(Extracted data entries)
»»

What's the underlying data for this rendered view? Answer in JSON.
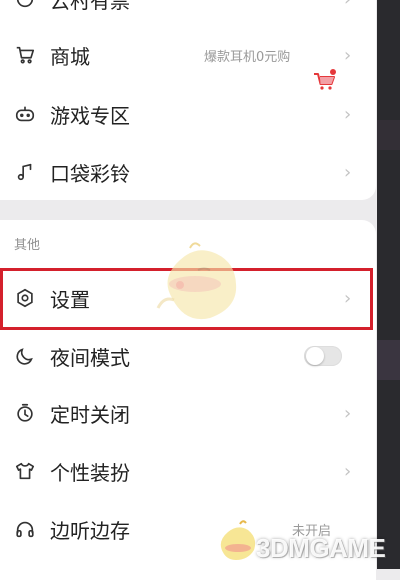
{
  "top_cut_item": {
    "label": "云村有票"
  },
  "menu_top": [
    {
      "label": "商城",
      "hint": "爆款耳机0元购",
      "icon": "cart-icon"
    },
    {
      "label": "游戏专区",
      "icon": "gamepad-icon"
    },
    {
      "label": "口袋彩铃",
      "icon": "music-note-icon"
    }
  ],
  "section": {
    "title": "其他"
  },
  "menu_other": [
    {
      "label": "设置",
      "icon": "settings-icon",
      "highlighted": true
    },
    {
      "label": "夜间模式",
      "icon": "moon-icon",
      "toggle_on": false
    },
    {
      "label": "定时关闭",
      "icon": "timer-icon"
    },
    {
      "label": "个性装扮",
      "icon": "tshirt-icon"
    },
    {
      "label": "边听边存",
      "icon": "headphones-icon",
      "status": "未开启"
    }
  ],
  "chevron": "›",
  "watermark": {
    "text": "3DMGAME"
  },
  "colors": {
    "highlight": "#d4202c",
    "accent_red": "#e5383b"
  }
}
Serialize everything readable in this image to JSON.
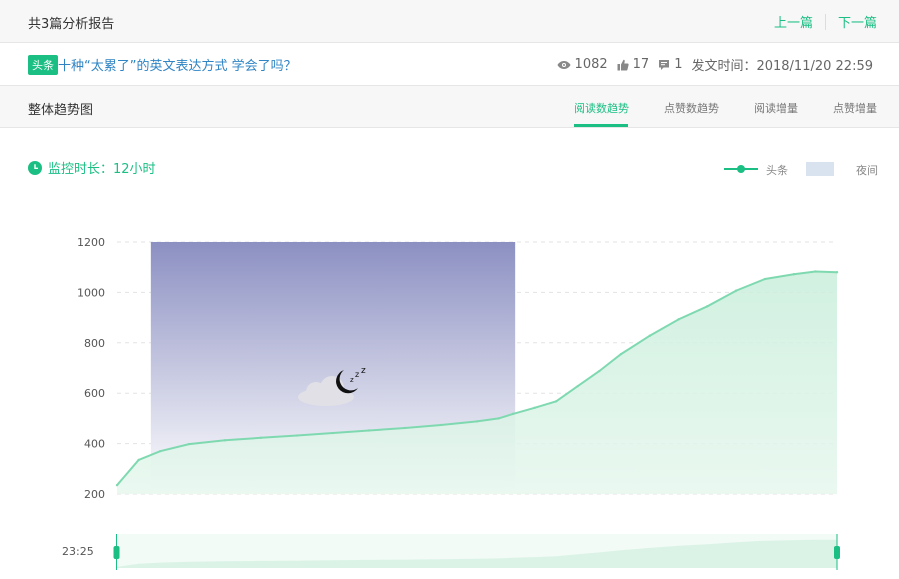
{
  "topbar": {
    "count_text": "共3篇分析报告",
    "prev": "上一篇",
    "next": "下一篇"
  },
  "article": {
    "badge": "头条",
    "title": "十种“太累了”的英文表达方式 学会了吗？",
    "views": "1082",
    "likes": "17",
    "comments": "1",
    "publish_time": "发文时间：2018/11/20 22:59"
  },
  "section": {
    "label": "整体趋势图",
    "tabs": [
      {
        "label": "阅读数趋势",
        "active": true
      },
      {
        "label": "点赞数趋势",
        "active": false
      },
      {
        "label": "阅读增量",
        "active": false
      },
      {
        "label": "点赞增量",
        "active": false
      }
    ]
  },
  "monitor": {
    "text": "监控时长：12小时"
  },
  "legend": {
    "series_label": "头条",
    "night_label": "夜间"
  },
  "slider": {
    "start_label": "23:25"
  },
  "colors": {
    "accent": "#1bbf84",
    "line": "#7fd9b0",
    "fill": "#d4f2e3",
    "night_top": "#8c90c2",
    "night_bottom": "#ffffff",
    "link": "#2f84c4"
  },
  "icons": {
    "views": "eye-icon",
    "likes": "thumb-up-icon",
    "comments": "comment-icon",
    "monitor": "clock-icon",
    "night": "moon-cloud-icon"
  },
  "chart_data": {
    "type": "area",
    "y_ticks": [
      200,
      400,
      600,
      800,
      1000,
      1200
    ],
    "ylim": [
      200,
      1200
    ],
    "xlim": [
      0,
      1
    ],
    "grid": true,
    "night_band": [
      0.047,
      0.553
    ],
    "series": [
      {
        "name": "头条",
        "x": [
          0,
          0.03,
          0.06,
          0.1,
          0.15,
          0.2,
          0.25,
          0.3,
          0.35,
          0.4,
          0.45,
          0.5,
          0.53,
          0.55,
          0.58,
          0.61,
          0.64,
          0.67,
          0.7,
          0.74,
          0.78,
          0.82,
          0.86,
          0.9,
          0.94,
          0.97,
          1.0
        ],
        "y": [
          235,
          335,
          370,
          398,
          413,
          423,
          432,
          442,
          452,
          462,
          474,
          488,
          500,
          518,
          542,
          568,
          628,
          688,
          755,
          828,
          893,
          945,
          1007,
          1053,
          1072,
          1083,
          1080
        ]
      }
    ]
  }
}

««

#### Task goal
Which lines in the records above contain the string "true"? Copy each one.

#### Answer below
      "highlighted": true
        "active": true
    "grid": true,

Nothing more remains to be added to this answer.